What needs to be done: Where a line in the listing contains the string "this", copy that line out.

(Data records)
** BEGIN **
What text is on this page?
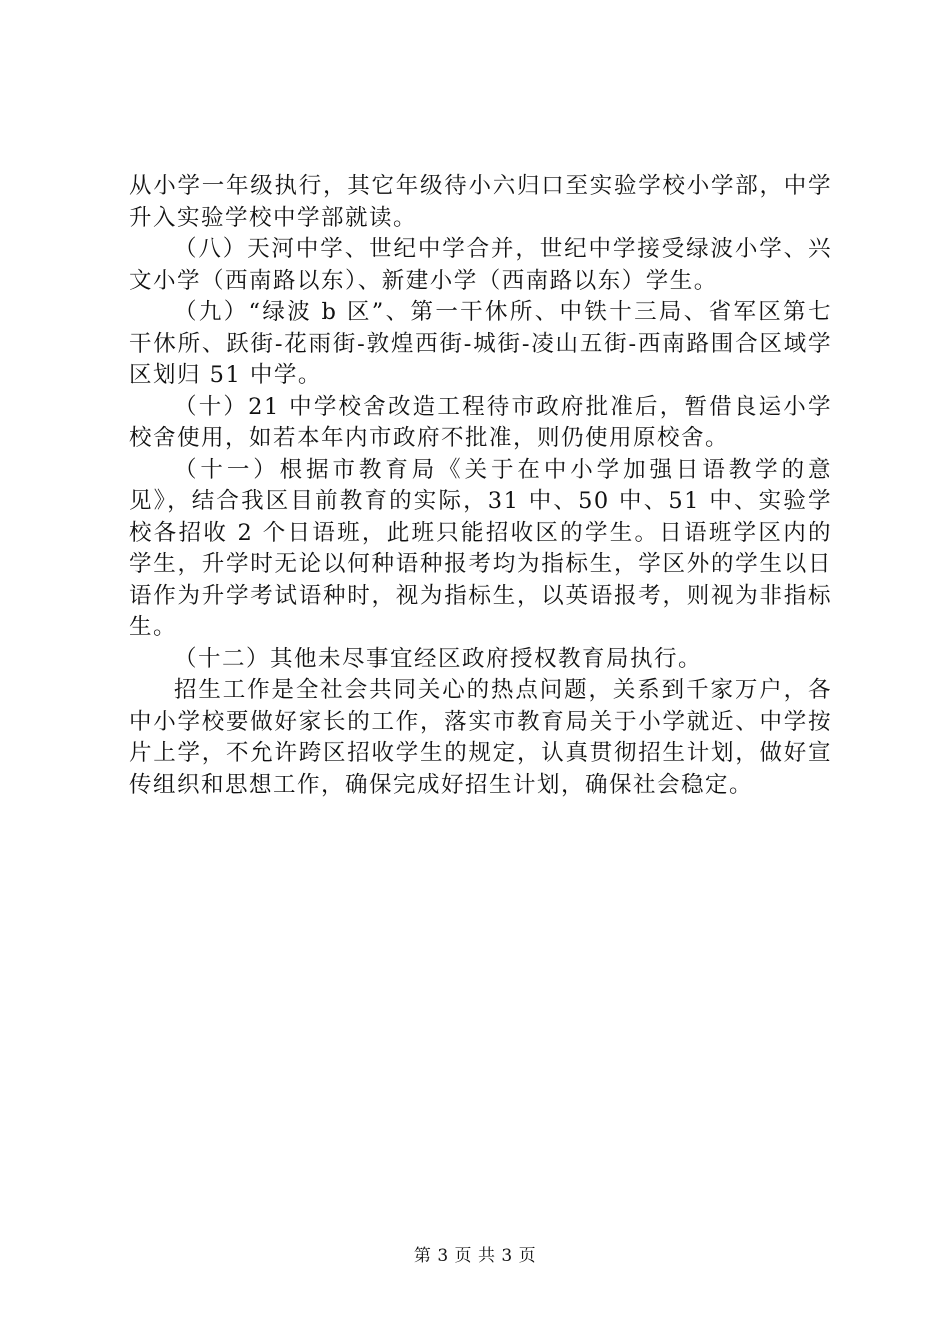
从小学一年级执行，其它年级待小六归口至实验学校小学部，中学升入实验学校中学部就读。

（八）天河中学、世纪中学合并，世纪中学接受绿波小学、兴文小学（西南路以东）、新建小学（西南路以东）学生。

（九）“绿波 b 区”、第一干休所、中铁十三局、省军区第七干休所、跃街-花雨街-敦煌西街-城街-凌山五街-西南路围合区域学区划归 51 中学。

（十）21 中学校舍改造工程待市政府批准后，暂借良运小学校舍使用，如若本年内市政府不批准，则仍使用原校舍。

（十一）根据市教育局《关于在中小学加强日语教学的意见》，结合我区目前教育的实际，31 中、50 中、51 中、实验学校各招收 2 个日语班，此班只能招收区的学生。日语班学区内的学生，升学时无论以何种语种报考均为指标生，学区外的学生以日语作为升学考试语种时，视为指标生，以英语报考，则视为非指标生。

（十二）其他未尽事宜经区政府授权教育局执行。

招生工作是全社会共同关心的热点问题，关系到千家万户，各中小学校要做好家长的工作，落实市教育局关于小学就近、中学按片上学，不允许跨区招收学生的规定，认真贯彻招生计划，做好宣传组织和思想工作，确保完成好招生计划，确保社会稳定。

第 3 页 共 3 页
** END **
** BEGIN **
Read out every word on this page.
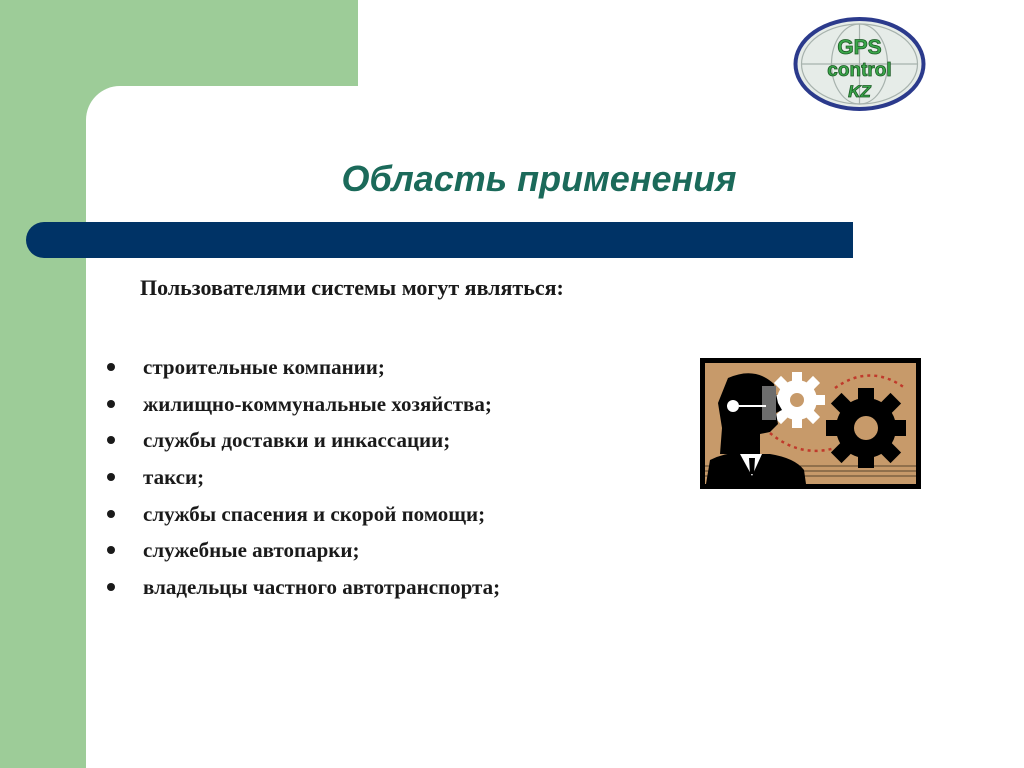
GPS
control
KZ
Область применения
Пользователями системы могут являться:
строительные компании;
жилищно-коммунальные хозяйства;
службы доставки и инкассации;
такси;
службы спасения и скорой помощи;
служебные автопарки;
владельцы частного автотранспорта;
** END **
** BEGIN **
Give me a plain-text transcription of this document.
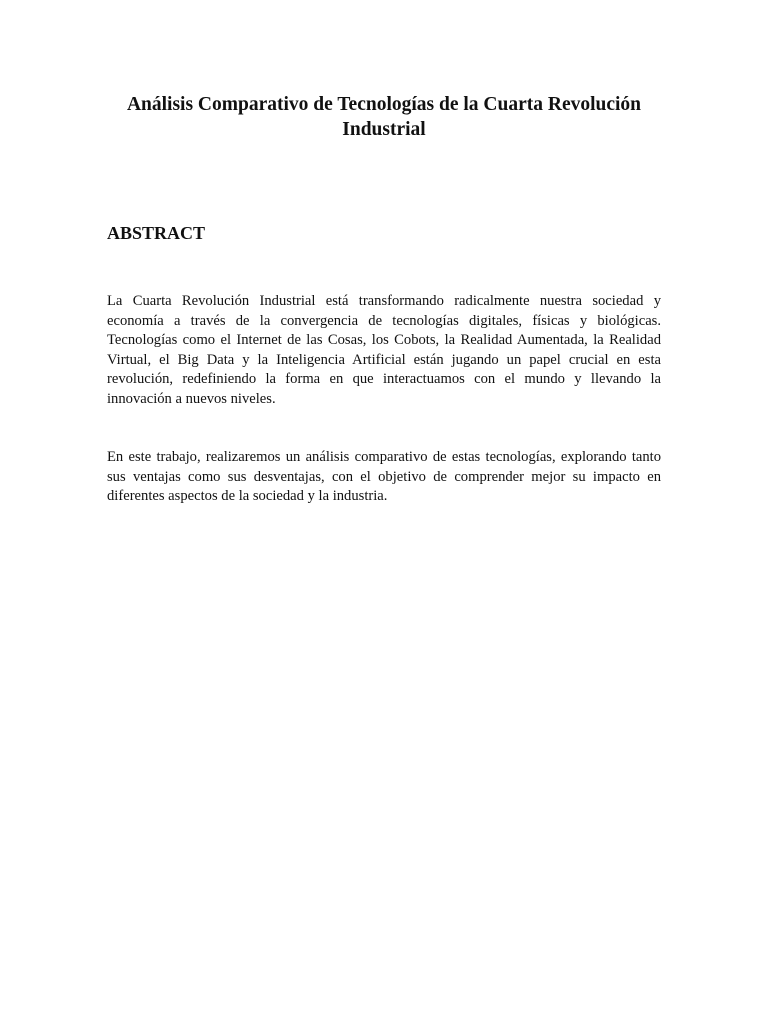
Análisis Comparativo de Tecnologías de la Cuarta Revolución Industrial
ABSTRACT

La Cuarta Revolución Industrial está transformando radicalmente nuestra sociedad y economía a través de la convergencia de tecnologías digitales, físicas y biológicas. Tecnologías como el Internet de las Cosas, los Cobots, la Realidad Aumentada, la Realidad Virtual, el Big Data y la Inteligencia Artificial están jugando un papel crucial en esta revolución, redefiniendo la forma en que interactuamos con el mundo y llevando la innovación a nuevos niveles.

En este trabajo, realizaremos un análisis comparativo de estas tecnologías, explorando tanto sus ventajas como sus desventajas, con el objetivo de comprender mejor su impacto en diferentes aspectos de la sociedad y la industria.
** END **
Solution:
What text is on this page?
Read out every word on this page.
Give me a plain-text transcription of this document.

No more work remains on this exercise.